» Excerto
============
É o que consta do nº 7 do artigo 61º do CCP, que determina a inclusão nos atributos da proposta (alínea b), nº 1 artigo 57º) da identificação expressa e inequívoca dos termos do suprimento dos erros e omissões aceites pela entidade adjudicante, bem como ovalor incorporado no preço ou preços indicados na proposta atribuído a cada um desses suprimentos.
Parece assim claro, que os atributos da proposta referidos na alínea b) do nº 1 do artigo 57º, terão - sempre que um procedimento tenha erros e omissões identificados - de conter dois grupos distintos: um que diga respeito à proposta das condições do concorrente quanto aos atributos - preço, prazo, condições de pagamento, condições de execução, etc. - referentes aos trabalhos constantes do projecto inicialmente patenteado. E outro de documentos referentes aos erros e omissões aceites, os quais igualmente terão de ser objecto de proposta das condições do concorrente.
Tudo isto, independentemente da organização do modelo de ficheiro da entidade adjudicante, solicitar explicitamente ou não, a separação desses atributos em diferentes grupos, uma coisa é certa: Tem de ser evidente na proposta, nos termos e valores dos erros e omissões, por via do disposto nº 7 do artigo 61º do CCP.
Do exposto se conclui pela obrigatoriedade de apresentação de lista de erros e omissões, quando identificados, pelo que é de excluir a proposta da firma Jasfec, uma vez que a respectiva proposta não indica expressa e inequivocamente os erros e os valores correspondentes."
============
» Dados fornecidos

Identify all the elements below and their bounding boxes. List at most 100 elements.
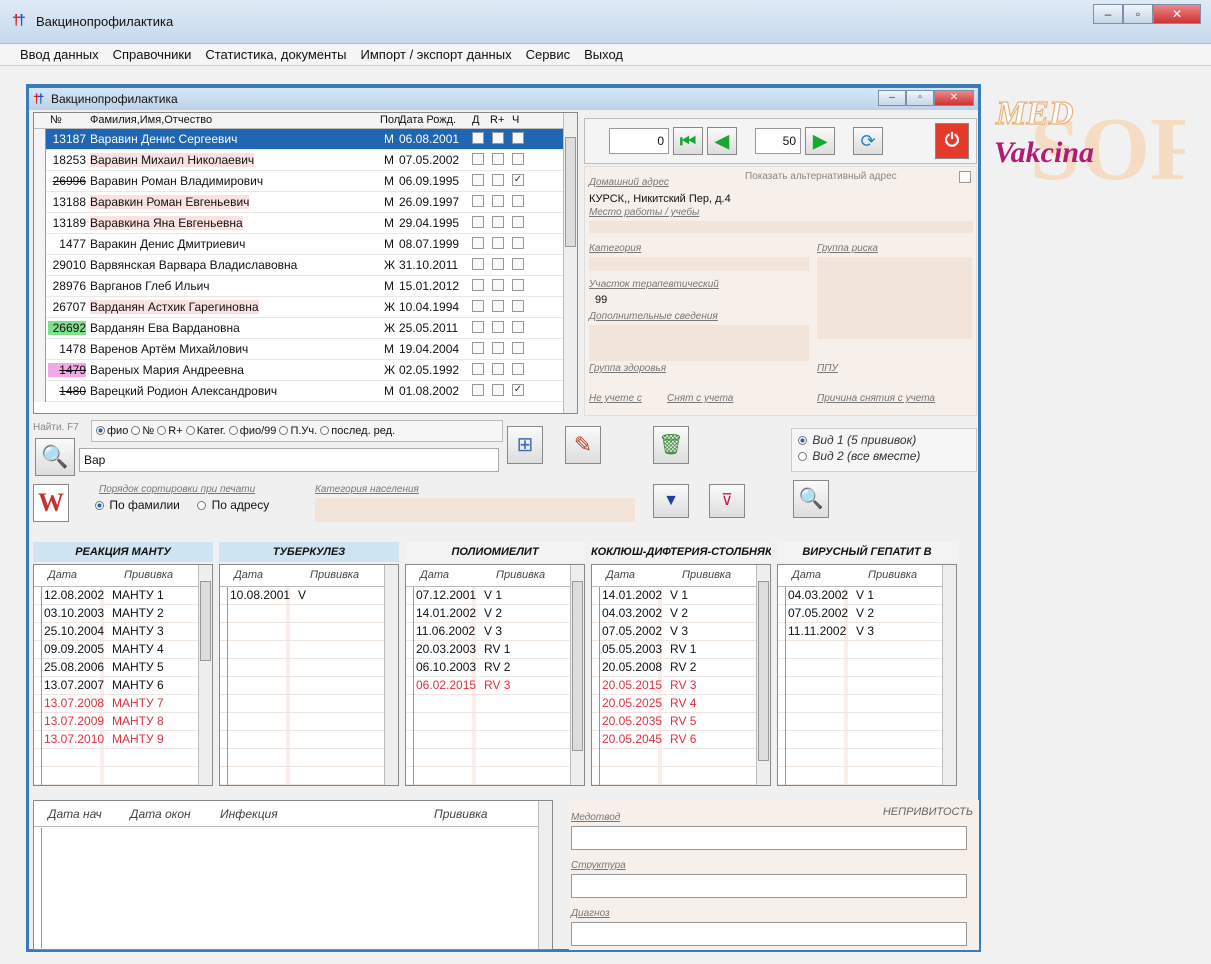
============
» O que fazer
1. Segundo o excerto sobre erros e omissões, a proposta de que firma deve ser excluída?
2. Transcreva do excerto sobre erros e omissões o trecho entre "É o que consta" e "um desses suprimentos.", inclusive.

» Exercícios resolvidos
1. A proposta da firma Jasfec.

2.
É o que consta do nº 7 do artigo 61º do CCP, que determina a inclusão nos atributos da proposta (alínea b), nº 1 artigo 57º) da identificação expressa e inequívoca dos termos do suprimento dos erros e omissões aceites pela entidade adjudicante, bem como ovalor incorporado no preço ou preços indicados na proposta atribuído a cada um desses suprimentos.